### WORK TO COMPLETE
Search the data for the word "count" and copy every line that contains it.

Stored data
********************

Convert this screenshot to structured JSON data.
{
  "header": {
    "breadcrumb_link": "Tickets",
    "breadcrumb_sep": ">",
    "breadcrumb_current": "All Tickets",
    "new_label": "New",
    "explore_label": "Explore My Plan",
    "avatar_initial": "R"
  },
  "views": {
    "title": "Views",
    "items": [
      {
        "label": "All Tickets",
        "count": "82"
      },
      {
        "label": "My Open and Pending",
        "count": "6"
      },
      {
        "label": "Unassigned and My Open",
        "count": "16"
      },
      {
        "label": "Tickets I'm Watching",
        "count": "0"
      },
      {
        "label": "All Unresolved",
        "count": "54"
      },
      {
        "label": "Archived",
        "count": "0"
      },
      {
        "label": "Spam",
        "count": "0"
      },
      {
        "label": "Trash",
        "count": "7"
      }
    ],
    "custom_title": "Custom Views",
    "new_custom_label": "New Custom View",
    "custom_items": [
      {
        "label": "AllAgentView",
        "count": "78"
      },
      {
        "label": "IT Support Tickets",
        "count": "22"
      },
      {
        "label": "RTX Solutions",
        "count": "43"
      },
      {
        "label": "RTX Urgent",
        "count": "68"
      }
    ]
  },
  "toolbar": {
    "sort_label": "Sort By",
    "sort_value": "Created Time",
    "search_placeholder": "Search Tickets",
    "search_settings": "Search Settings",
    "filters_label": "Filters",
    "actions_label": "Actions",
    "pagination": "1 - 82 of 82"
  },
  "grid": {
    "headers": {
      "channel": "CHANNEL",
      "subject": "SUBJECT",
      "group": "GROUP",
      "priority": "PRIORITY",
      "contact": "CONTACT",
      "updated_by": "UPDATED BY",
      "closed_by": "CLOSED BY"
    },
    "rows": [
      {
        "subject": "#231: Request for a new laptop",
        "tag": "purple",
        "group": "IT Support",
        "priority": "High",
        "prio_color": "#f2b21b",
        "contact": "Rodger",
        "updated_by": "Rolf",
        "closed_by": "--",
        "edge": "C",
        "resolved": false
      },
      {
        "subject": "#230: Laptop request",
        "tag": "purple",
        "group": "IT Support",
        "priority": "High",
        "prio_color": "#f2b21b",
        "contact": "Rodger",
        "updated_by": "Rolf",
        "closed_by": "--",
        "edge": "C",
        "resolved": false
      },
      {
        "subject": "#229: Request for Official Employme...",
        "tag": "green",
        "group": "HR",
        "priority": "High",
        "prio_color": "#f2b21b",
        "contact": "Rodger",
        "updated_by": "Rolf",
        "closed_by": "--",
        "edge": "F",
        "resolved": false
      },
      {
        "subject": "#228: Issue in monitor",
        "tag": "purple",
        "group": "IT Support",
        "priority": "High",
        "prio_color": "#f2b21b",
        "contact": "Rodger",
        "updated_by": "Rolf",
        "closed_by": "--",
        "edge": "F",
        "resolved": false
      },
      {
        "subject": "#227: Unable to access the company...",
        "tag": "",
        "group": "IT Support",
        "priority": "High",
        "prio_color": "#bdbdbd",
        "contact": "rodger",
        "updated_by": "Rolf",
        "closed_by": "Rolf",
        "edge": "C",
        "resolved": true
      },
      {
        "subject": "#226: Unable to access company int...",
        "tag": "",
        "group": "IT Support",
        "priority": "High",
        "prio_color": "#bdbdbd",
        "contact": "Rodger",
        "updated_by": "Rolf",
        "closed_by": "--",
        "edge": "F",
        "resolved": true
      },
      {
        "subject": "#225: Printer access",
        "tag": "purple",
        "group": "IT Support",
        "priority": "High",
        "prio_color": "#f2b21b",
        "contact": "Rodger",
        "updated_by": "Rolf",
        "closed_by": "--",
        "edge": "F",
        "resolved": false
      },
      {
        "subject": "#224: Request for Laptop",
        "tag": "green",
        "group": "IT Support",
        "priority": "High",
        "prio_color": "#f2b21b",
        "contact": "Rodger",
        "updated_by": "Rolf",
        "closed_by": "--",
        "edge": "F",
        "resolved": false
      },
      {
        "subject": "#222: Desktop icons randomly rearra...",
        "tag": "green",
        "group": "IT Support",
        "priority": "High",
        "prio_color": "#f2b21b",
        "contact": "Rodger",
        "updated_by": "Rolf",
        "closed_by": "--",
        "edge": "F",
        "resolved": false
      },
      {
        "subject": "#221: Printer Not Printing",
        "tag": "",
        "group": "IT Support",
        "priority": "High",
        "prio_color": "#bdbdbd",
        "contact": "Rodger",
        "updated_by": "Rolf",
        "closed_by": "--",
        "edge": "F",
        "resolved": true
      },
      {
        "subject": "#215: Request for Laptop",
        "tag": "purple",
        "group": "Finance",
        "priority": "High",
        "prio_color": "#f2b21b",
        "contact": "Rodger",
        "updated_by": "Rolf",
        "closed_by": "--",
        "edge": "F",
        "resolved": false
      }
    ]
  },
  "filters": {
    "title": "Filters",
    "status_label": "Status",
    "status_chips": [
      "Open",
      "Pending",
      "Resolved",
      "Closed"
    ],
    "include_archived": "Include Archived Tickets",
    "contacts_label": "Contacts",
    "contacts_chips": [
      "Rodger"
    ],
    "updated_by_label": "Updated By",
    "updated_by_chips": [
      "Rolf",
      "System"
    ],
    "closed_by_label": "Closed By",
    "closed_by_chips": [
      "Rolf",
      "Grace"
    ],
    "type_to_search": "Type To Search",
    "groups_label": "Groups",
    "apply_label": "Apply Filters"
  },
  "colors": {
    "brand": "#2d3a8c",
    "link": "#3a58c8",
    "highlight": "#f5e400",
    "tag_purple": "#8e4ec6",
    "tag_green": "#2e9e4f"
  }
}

********************

### EXPECTED OUTPUT
        "count": "82"
        "count": "6"
        "count": "16"
        "count": "0"
        "count": "54"
        "count": "0"
        "count": "0"
        "count": "7"
        "count": "78"
        "count": "22"
        "count": "43"
        "count": "68"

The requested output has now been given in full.